• **WHAT YOU SHOULD DO**:
Rewrite the data from the line containing "candlestick [66,80,71,114]" down to the line containing "candlestick [524,146,528,174]", changing every "x-tick-label" to "x-axis-label" and leaving the rest unchanged.

• **DATA TO USE**:

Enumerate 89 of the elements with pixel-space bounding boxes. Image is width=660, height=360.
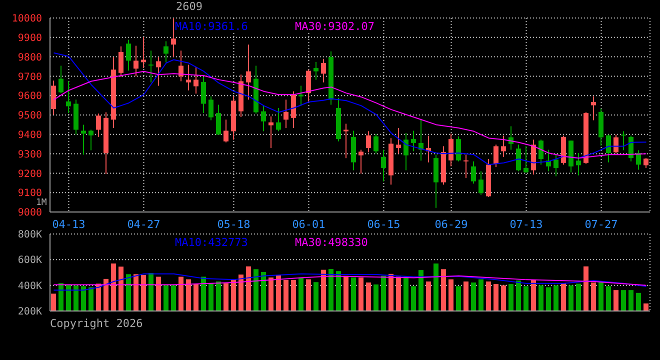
candlestick [66,80,71,114]
annotation: MA10:9361.6 [175,20,248,33]
y-tick-label: 9900 [18,32,42,44]
candlestick [51,80,56,116]
candlestick [96,113,101,138]
candlestick [201,76,206,114]
candlestick [224,119,228,143]
candlestick [621,130,626,151]
candlestick [186,64,191,91]
annotation: MA30:498330 [295,236,368,249]
y-tick-label: 600K [18,255,42,266]
candlestick [464,154,468,179]
candlestick [298,85,304,106]
candlestick [366,130,371,153]
candlestick [344,123,348,159]
candlestick [141,36,146,69]
x-tick-label: 06-29 [434,218,468,231]
y-tick-label: 9200 [18,168,42,180]
candlestick [381,149,386,182]
candlestick [606,134,611,163]
x-tick-label: 04-27 [127,218,160,231]
y-tick-label: 9100 [18,188,42,200]
candlestick [148,50,154,83]
x-tick-label: 06-15 [367,218,400,231]
line-series [53,273,647,291]
y-tick-label: 400K [18,280,42,292]
candlestick [321,58,326,83]
candlestick [81,124,86,156]
y-tick-label: 9000 [18,208,42,219]
candlestick [471,160,476,184]
candlestick [554,153,558,177]
candlestick [644,158,648,168]
y-tick-label: 10000 [12,14,42,25]
candlestick [216,104,221,136]
annotation: MA30:9302.07 [295,20,374,33]
candlestick [276,108,281,132]
candlestick [291,90,296,128]
chart-title: 2609 [176,0,202,13]
candlestick [314,62,318,80]
candlestick [58,65,64,94]
candlestick [576,152,581,176]
candlestick [538,139,544,166]
candlestick [88,129,94,151]
y-tick-label: 800K [18,230,42,241]
candlestick [411,130,416,152]
candlestick [636,150,641,170]
candlestick [448,133,454,167]
candlestick [156,56,161,86]
candlestick [501,135,506,158]
candlestick [164,40,168,63]
x-tick-label: 07-27 [584,218,618,231]
candlestick [524,146,528,174]
candlestick [456,136,461,162]
candlestick [134,45,138,77]
candlestick [591,96,596,121]
y-tick-label: 9600 [18,91,42,102]
candlestick [194,66,198,94]
candlestick [374,134,378,154]
text: Copyright 2026 [50,317,143,330]
y-tick-label: 9700 [18,72,42,83]
y-tick-label: 9300 [18,149,42,160]
x-tick-label: 04-13 [52,218,86,231]
candlestick [494,144,498,168]
candlestick [268,116,274,148]
candlestick [246,44,251,100]
candlestick [126,39,131,72]
text: 1M [36,198,47,208]
candlestick [178,50,184,82]
y-tick-label: 9400 [18,130,42,141]
x-tick-label: 07-13 [510,218,543,231]
candlestick [396,128,401,154]
candlestick [118,46,124,78]
line-series [53,275,647,286]
candlestick [516,144,521,172]
candlestick [306,69,311,102]
candlestick [358,149,364,174]
annotation: MA10:432773 [175,236,248,249]
candlestick [171,18,176,58]
candlestick [284,99,288,128]
y-tick-label: 9800 [18,52,42,64]
y-tick-label: 200K [18,306,42,318]
x-tick-label: 06-01 [292,218,326,231]
candlestick [208,96,214,121]
x-tick-label: 05-18 [217,218,250,231]
candlestick [261,105,266,132]
candlestick [614,134,618,154]
candlestick [404,132,408,171]
y-tick-label: 9500 [18,110,42,122]
candlestick [478,170,484,196]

• **RESPONSE TO THE TASK**:
candlestick [66,80,71,114]
annotation: MA10:9361.6 [175,20,248,33]
y-tick-label: 9900 [18,32,42,44]
candlestick [51,80,56,116]
candlestick [96,113,101,138]
candlestick [201,76,206,114]
candlestick [224,119,228,143]
candlestick [621,130,626,151]
candlestick [186,64,191,91]
annotation: MA30:498330 [295,236,368,249]
y-tick-label: 600K [18,255,42,266]
candlestick [464,154,468,179]
candlestick [298,85,304,106]
candlestick [366,130,371,153]
candlestick [344,123,348,159]
candlestick [141,36,146,69]
x-axis-label: 06-29 [434,218,468,231]
y-tick-label: 9200 [18,168,42,180]
candlestick [381,149,386,182]
candlestick [606,134,611,163]
x-axis-label: 04-27 [127,218,160,231]
y-tick-label: 9100 [18,188,42,200]
candlestick [148,50,154,83]
x-axis-label: 06-15 [367,218,400,231]
line-series [53,273,647,291]
y-tick-label: 400K [18,280,42,292]
candlestick [321,58,326,83]
candlestick [81,124,86,156]
y-tick-label: 9000 [18,208,42,219]
candlestick [471,160,476,184]
candlestick [554,153,558,177]
candlestick [644,158,648,168]
y-tick-label: 10000 [12,14,42,25]
candlestick [216,104,221,136]
annotation: MA30:9302.07 [295,20,374,33]
candlestick [276,108,281,132]
candlestick [291,90,296,128]
chart-title: 2609 [176,0,202,13]
candlestick [314,62,318,80]
candlestick [58,65,64,94]
candlestick [576,152,581,176]
candlestick [538,139,544,166]
candlestick [88,129,94,151]
y-tick-label: 800K [18,230,42,241]
candlestick [411,130,416,152]
candlestick [636,150,641,170]
candlestick [448,133,454,167]
candlestick [156,56,161,86]
candlestick [501,135,506,158]
candlestick [164,40,168,63]
x-axis-label: 07-27 [584,218,618,231]
candlestick [524,146,528,174]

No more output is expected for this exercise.